>> Start Information shown

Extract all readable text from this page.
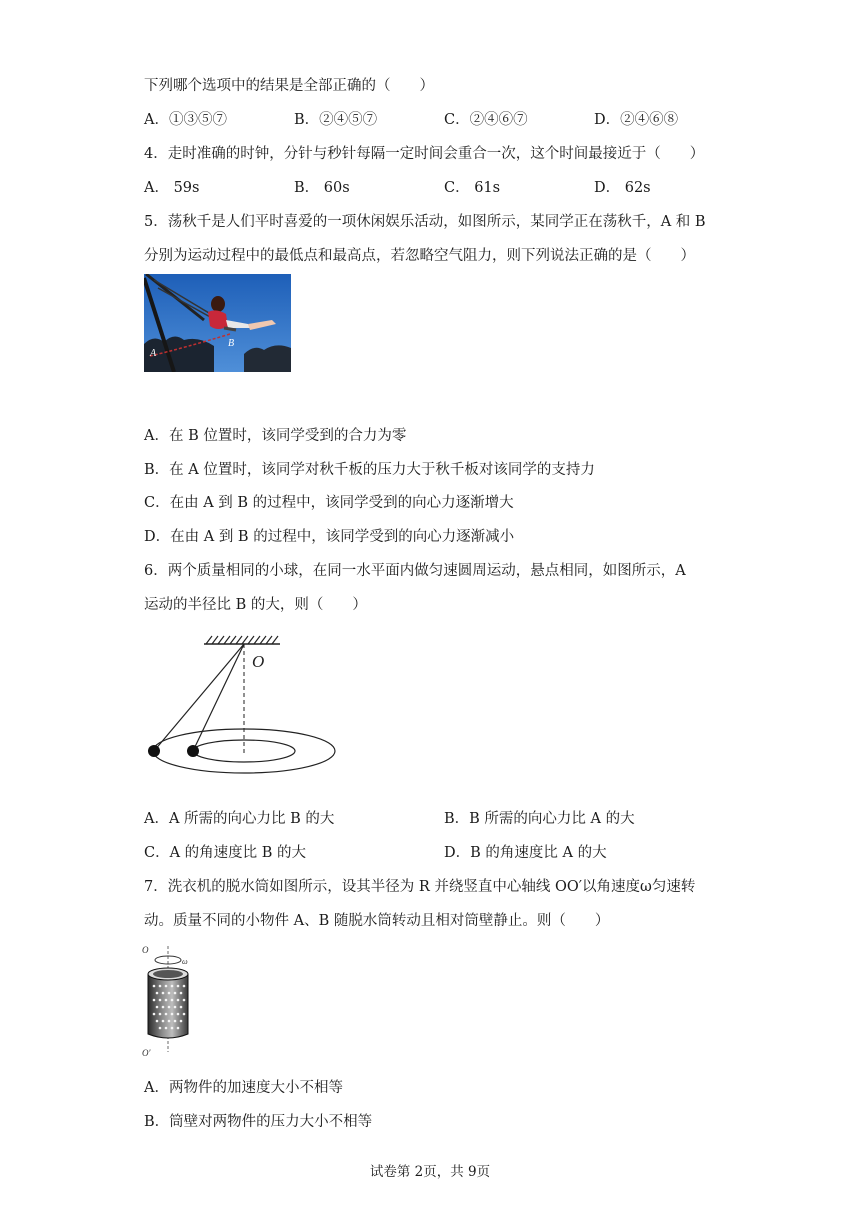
下列哪个选项中的结果是全部正确的（　　）
A．①③⑤⑦	B．②④⑤⑦	C．②④⑥⑦	D．②④⑥⑧
4．走时准确的时钟，分针与秒针每隔一定时间会重合一次，这个时间最接近于（　　）
A． 59s	B． 60s	C． 61s	D． 62s
5．荡秋千是人们平时喜爱的一项休闲娱乐活动，如图所示，某同学正在荡秋千，A 和 B
分别为运动过程中的最低点和最高点，若忽略空气阻力，则下列说法正确的是（　　）
A
B
A．在 B 位置时，该同学受到的合力为零
B．在 A 位置时，该同学对秋千板的压力大于秋千板对该同学的支持力
C．在由 A 到 B 的过程中，该同学受到的向心力逐渐增大
D．在由 A 到 B 的过程中，该同学受到的向心力逐渐减小
6．两个质量相同的小球，在同一水平面内做匀速圆周运动，悬点相同，如图所示，A
运动的半径比 B 的大，则（　　）
O
A．A 所需的向心力比 B 的大	B．B 所需的向心力比 A 的大
C．A 的角速度比 B 的大	D．B 的角速度比 A 的大
7．洗衣机的脱水筒如图所示，设其半径为 R 并绕竖直中心轴线 OO′以角速度ω匀速转
动。质量不同的小物件 A、B 随脱水筒转动且相对筒壁静止。则（　　）
O
ω
O′
A．两物件的加速度大小不相等
B．筒壁对两物件的压力大小不相等
试卷第 2页，共 9页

>> End Information shown

▶ Exercise instructions: Go through the entries above and pull out each line with "的过程中" in it.

▶ Completed exercise:
C．在由 A 到 B 的过程中，该同学受到的向心力逐渐增大
D．在由 A 到 B 的过程中，该同学受到的向心力逐渐减小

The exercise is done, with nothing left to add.